- Aim
State the number of lines that hold the string "Latitude", with nothing added.

===== Material supplied

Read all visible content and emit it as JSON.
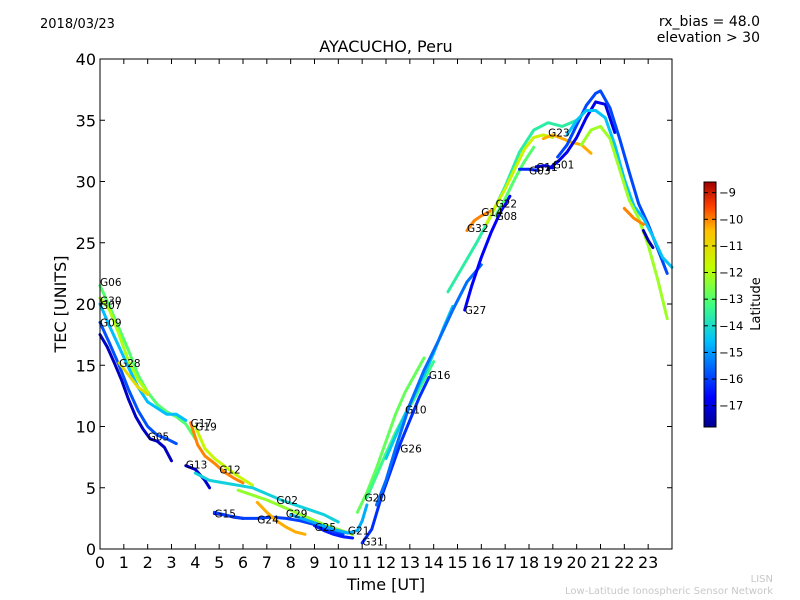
{
  "header": {
    "date": "2018/03/23",
    "rx_bias": "rx_bias = 48.0",
    "elevation": "elevation > 30"
  },
  "watermark": {
    "line1": "LISN",
    "line2": "Low-Latitude Ionospheric Sensor Network"
  },
  "chart_data": {
    "type": "scatter",
    "title": "AYACUCHO, Peru",
    "xlabel": "Time [UT]",
    "ylabel": "TEC [UNITS]",
    "xlim": [
      0,
      24
    ],
    "ylim": [
      0,
      40
    ],
    "xticks": [
      0,
      1,
      2,
      3,
      4,
      5,
      6,
      7,
      8,
      9,
      10,
      11,
      12,
      13,
      14,
      15,
      16,
      17,
      18,
      19,
      20,
      21,
      22,
      23
    ],
    "yticks": [
      0,
      5,
      10,
      15,
      20,
      25,
      30,
      35,
      40
    ],
    "grid": false,
    "colorbar": {
      "label": "Latitude",
      "min": -17.8,
      "max": -8.6,
      "ticks": [
        -9,
        -10,
        -11,
        -12,
        -13,
        -14,
        -15,
        -16,
        -17
      ],
      "colors": [
        "#00008f",
        "#0000ff",
        "#0080ff",
        "#00ffff",
        "#80ff80",
        "#ffff00",
        "#ff8000",
        "#ff0000",
        "#800000"
      ]
    },
    "series": [
      {
        "name": "G06",
        "label_x": 0.0,
        "label_y": 21.8,
        "lat": -13.0,
        "x": [
          0,
          0.4,
          0.8,
          1.2,
          1.6,
          2.0,
          2.4,
          2.8,
          3.2,
          3.6,
          4.0
        ],
        "y": [
          21.5,
          19.8,
          18.0,
          16.2,
          14.2,
          12.8,
          11.8,
          11.2,
          10.8,
          10.2,
          9.0
        ]
      },
      {
        "name": "G30",
        "label_x": 0.0,
        "label_y": 20.3,
        "lat": -12.0,
        "x": [
          0,
          0.4,
          0.8,
          1.2,
          1.6,
          2.0
        ],
        "y": [
          20.5,
          19.5,
          17.5,
          15.3,
          13.8,
          12.8
        ]
      },
      {
        "name": "G07",
        "label_x": 0.0,
        "label_y": 19.9,
        "lat": -14.6,
        "x": [
          0,
          0.4,
          0.8,
          1.2,
          1.6,
          2.0,
          2.4,
          2.8,
          3.2,
          3.6
        ],
        "y": [
          20.0,
          18.2,
          16.5,
          14.8,
          13.2,
          12.0,
          11.5,
          11.0,
          11.0,
          10.5
        ]
      },
      {
        "name": "G09",
        "label_x": 0.0,
        "label_y": 18.5,
        "lat": -15.8,
        "x": [
          0,
          0.4,
          0.8,
          1.2,
          1.6,
          2.0,
          2.4,
          2.8,
          3.2
        ],
        "y": [
          18.5,
          16.8,
          15.0,
          13.0,
          11.3,
          10.0,
          9.3,
          9.0,
          8.6
        ]
      },
      {
        "name": "G28",
        "label_x": 0.8,
        "label_y": 15.2,
        "lat": -11.0,
        "x": [
          0.8,
          1.2,
          1.6,
          2.0
        ],
        "y": [
          15.2,
          14.2,
          13.2,
          12.6
        ]
      },
      {
        "name": "G05",
        "label_x": 2.0,
        "label_y": 9.2,
        "lat": -17.3,
        "x": [
          0,
          0.3,
          0.6,
          0.9,
          1.2,
          1.5,
          1.8,
          2.1,
          2.4,
          2.7,
          3.0
        ],
        "y": [
          17.5,
          16.5,
          15.2,
          13.8,
          12.2,
          10.8,
          9.8,
          9.0,
          8.8,
          8.3,
          7.2
        ]
      },
      {
        "name": "G17",
        "label_x": 3.8,
        "label_y": 10.3,
        "lat": -10.0,
        "x": [
          3.8,
          4.1,
          4.4,
          4.8,
          5.2,
          5.6,
          6.0
        ],
        "y": [
          10.3,
          8.5,
          7.6,
          7.0,
          6.3,
          5.8,
          5.4
        ]
      },
      {
        "name": "G19",
        "label_x": 4.0,
        "label_y": 10.0,
        "lat": -11.7,
        "x": [
          4.0,
          4.4,
          4.8,
          5.2,
          5.6,
          6.0,
          6.4
        ],
        "y": [
          10.0,
          8.2,
          7.4,
          6.8,
          6.2,
          5.7,
          5.2
        ]
      },
      {
        "name": "G13",
        "label_x": 3.6,
        "label_y": 6.9,
        "lat": -17.2,
        "x": [
          3.6,
          4.0,
          4.4,
          4.6
        ],
        "y": [
          6.8,
          6.5,
          5.6,
          5.0
        ]
      },
      {
        "name": "G12",
        "label_x": 5.0,
        "label_y": 6.5,
        "lat": -14.2,
        "x": [
          4.0,
          4.6,
          5.2,
          5.8,
          6.4,
          7.0,
          7.6,
          8.2,
          8.8,
          9.4,
          10.0
        ],
        "y": [
          6.2,
          5.6,
          5.4,
          5.2,
          5.0,
          4.5,
          4.0,
          3.6,
          3.2,
          2.8,
          2.2
        ]
      },
      {
        "name": "G15",
        "label_x": 4.8,
        "label_y": 2.9,
        "lat": -17.4,
        "x": [
          4.8,
          5.2,
          5.6,
          6.0
        ],
        "y": [
          2.9,
          2.8,
          2.6,
          2.5
        ]
      },
      {
        "name": "G24",
        "label_x": 6.6,
        "label_y": 2.4,
        "lat": -16.0,
        "x": [
          4.8,
          5.4,
          6.0,
          6.6,
          7.2,
          7.8,
          8.4,
          9.0,
          9.6,
          10.2
        ],
        "y": [
          3.0,
          2.7,
          2.5,
          2.5,
          2.6,
          2.5,
          2.3,
          2.0,
          1.6,
          1.2
        ]
      },
      {
        "name": "G02",
        "label_x": 7.4,
        "label_y": 4.0,
        "lat": -12.3,
        "x": [
          5.8,
          6.4,
          7.0,
          7.6,
          8.2,
          8.8,
          9.4,
          10.0,
          10.6
        ],
        "y": [
          4.8,
          4.4,
          4.0,
          3.5,
          3.0,
          2.5,
          2.0,
          1.6,
          1.2
        ]
      },
      {
        "name": "G29",
        "label_x": 7.8,
        "label_y": 2.9,
        "lat": -10.3,
        "x": [
          6.6,
          7.0,
          7.4,
          7.8,
          8.2,
          8.6
        ],
        "y": [
          3.8,
          3.0,
          2.3,
          1.8,
          1.4,
          1.2
        ]
      },
      {
        "name": "G25",
        "label_x": 9.0,
        "label_y": 1.8,
        "lat": -16.4,
        "x": [
          9.0,
          9.4,
          9.8,
          10.2,
          10.6
        ],
        "y": [
          1.9,
          1.5,
          1.2,
          1.0,
          0.9
        ]
      },
      {
        "name": "G21",
        "label_x": 10.4,
        "label_y": 1.5,
        "lat": -14.8,
        "x": [
          8.0,
          8.6,
          9.2,
          9.8,
          10.4,
          10.8,
          11.0,
          11.2
        ],
        "y": [
          2.8,
          2.4,
          2.0,
          1.6,
          1.3,
          1.5,
          2.3,
          3.6
        ]
      },
      {
        "name": "G20",
        "label_x": 11.1,
        "label_y": 4.2,
        "lat": -12.8,
        "x": [
          10.8,
          11.2,
          11.6,
          12.0,
          12.4,
          12.8,
          13.2,
          13.6
        ],
        "y": [
          3.0,
          4.6,
          6.6,
          8.8,
          11.0,
          12.8,
          14.2,
          15.6
        ]
      },
      {
        "name": "G31",
        "label_x": 11.0,
        "label_y": 0.6,
        "lat": -16.2,
        "x": [
          11.0,
          11.4,
          11.8,
          12.2,
          12.6,
          13.0,
          13.4,
          13.8
        ],
        "y": [
          0.5,
          1.6,
          4.2,
          6.4,
          8.6,
          10.5,
          12.4,
          14.0
        ]
      },
      {
        "name": "G26",
        "label_x": 12.6,
        "label_y": 8.2,
        "lat": -13.3,
        "x": [
          11.2,
          11.6,
          12.0,
          12.4,
          12.8,
          13.2,
          13.6,
          14.0
        ],
        "y": [
          4.2,
          6.0,
          7.8,
          9.5,
          11.0,
          12.3,
          13.8,
          15.3
        ]
      },
      {
        "name": "G10",
        "label_x": 12.8,
        "label_y": 11.4,
        "lat": -14.4,
        "x": [
          12.0,
          12.4,
          12.8,
          13.2,
          13.6,
          14.0,
          14.4,
          14.8
        ],
        "y": [
          7.4,
          9.2,
          11.0,
          12.6,
          14.2,
          16.0,
          18.0,
          19.8
        ]
      },
      {
        "name": "G16",
        "label_x": 13.8,
        "label_y": 14.2,
        "lat": -15.5,
        "x": [
          11.6,
          12.0,
          12.4,
          13.0,
          13.6,
          14.2,
          14.8,
          15.4,
          16.0
        ],
        "y": [
          3.6,
          5.6,
          8.2,
          11.8,
          14.6,
          17.0,
          19.5,
          21.8,
          23.2
        ]
      },
      {
        "name": "G27",
        "label_x": 15.3,
        "label_y": 19.5,
        "lat": -16.7,
        "x": [
          15.3,
          15.6,
          16.0,
          16.4,
          16.8,
          17.2
        ],
        "y": [
          19.5,
          21.5,
          23.8,
          25.8,
          27.5,
          28.8
        ]
      },
      {
        "name": "G32",
        "label_x": 15.4,
        "label_y": 26.2,
        "lat": -10.0,
        "x": [
          15.4,
          15.7,
          16.0,
          16.4
        ],
        "y": [
          26.0,
          26.8,
          27.2,
          27.6
        ]
      },
      {
        "name": "G14",
        "label_x": 16.0,
        "label_y": 27.5,
        "lat": -13.6,
        "x": [
          14.6,
          15.2,
          15.8,
          16.4,
          17.0,
          17.6,
          18.2,
          18.8,
          19.4,
          20.0
        ],
        "y": [
          21.0,
          23.0,
          25.0,
          27.2,
          29.6,
          32.4,
          34.2,
          34.8,
          34.5,
          35.0
        ]
      },
      {
        "name": "G22",
        "label_x": 16.6,
        "label_y": 28.2,
        "lat": -11.6,
        "x": [
          16.2,
          16.6,
          17.0,
          17.4,
          17.8,
          18.2,
          18.6,
          19.0
        ],
        "y": [
          26.5,
          28.0,
          29.4,
          31.0,
          32.6,
          33.6,
          33.8,
          33.6
        ]
      },
      {
        "name": "G08",
        "label_x": 16.6,
        "label_y": 27.2,
        "lat": -13.0,
        "x": [
          16.6,
          17.0,
          17.4,
          17.8,
          18.2
        ],
        "y": [
          27.2,
          28.6,
          30.2,
          31.6,
          32.8
        ]
      },
      {
        "name": "G23",
        "label_x": 18.8,
        "label_y": 34.0,
        "lat": -10.3,
        "x": [
          18.6,
          19.0,
          19.4,
          19.8,
          20.2,
          20.6
        ],
        "y": [
          33.5,
          33.8,
          33.5,
          33.2,
          33.0,
          32.3
        ]
      },
      {
        "name": "G03",
        "label_x": 18.0,
        "label_y": 30.9,
        "lat": -16.3,
        "x": [
          17.6,
          18.0,
          18.4
        ],
        "y": [
          31.0,
          31.0,
          30.9
        ]
      },
      {
        "name": "G11",
        "label_x": 18.3,
        "label_y": 31.2,
        "lat": -17.0,
        "x": [
          18.3,
          18.7,
          19.0
        ],
        "y": [
          31.2,
          31.3,
          31.1
        ]
      },
      {
        "name": "G01",
        "label_x": 19.0,
        "label_y": 31.4,
        "lat": -16.9,
        "x": [
          18.8,
          19.2,
          19.6,
          20.0,
          20.4,
          20.8,
          21.2,
          21.6
        ],
        "y": [
          31.0,
          31.6,
          32.4,
          33.6,
          35.2,
          36.5,
          36.3,
          34.0
        ]
      },
      {
        "name": "",
        "label_x": null,
        "label_y": null,
        "lat": -15.9,
        "x": [
          19.2,
          19.6,
          20.0,
          20.4,
          20.8,
          21.0,
          21.4,
          21.8,
          22.2,
          22.6,
          23.0,
          23.4,
          23.8
        ],
        "y": [
          32.0,
          33.0,
          34.6,
          36.2,
          37.2,
          37.4,
          36.0,
          33.5,
          30.8,
          28.2,
          26.5,
          24.5,
          22.5
        ]
      },
      {
        "name": "",
        "label_x": null,
        "label_y": null,
        "lat": -14.5,
        "x": [
          19.6,
          20.0,
          20.4,
          20.8,
          21.2,
          21.6,
          22.0,
          22.4,
          22.8,
          23.2,
          23.6,
          24.0
        ],
        "y": [
          33.8,
          35.0,
          35.8,
          35.8,
          35.2,
          33.0,
          30.2,
          28.0,
          27.0,
          25.5,
          23.8,
          23.0
        ]
      },
      {
        "name": "",
        "label_x": null,
        "label_y": null,
        "lat": -12.2,
        "x": [
          20.2,
          20.6,
          21.0,
          21.4,
          21.8,
          22.2,
          22.6,
          23.0,
          23.4,
          23.8
        ],
        "y": [
          33.0,
          34.2,
          34.5,
          33.5,
          31.0,
          28.5,
          27.0,
          24.8,
          22.0,
          18.8
        ]
      },
      {
        "name": "",
        "label_x": null,
        "label_y": null,
        "lat": -10.0,
        "x": [
          22.0,
          22.4,
          22.8
        ],
        "y": [
          27.8,
          27.0,
          26.5
        ]
      },
      {
        "name": "",
        "label_x": null,
        "label_y": null,
        "lat": -17.5,
        "x": [
          22.8,
          23.0,
          23.2
        ],
        "y": [
          26.0,
          25.2,
          24.6
        ]
      }
    ]
  }
}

==========

- Complete response
2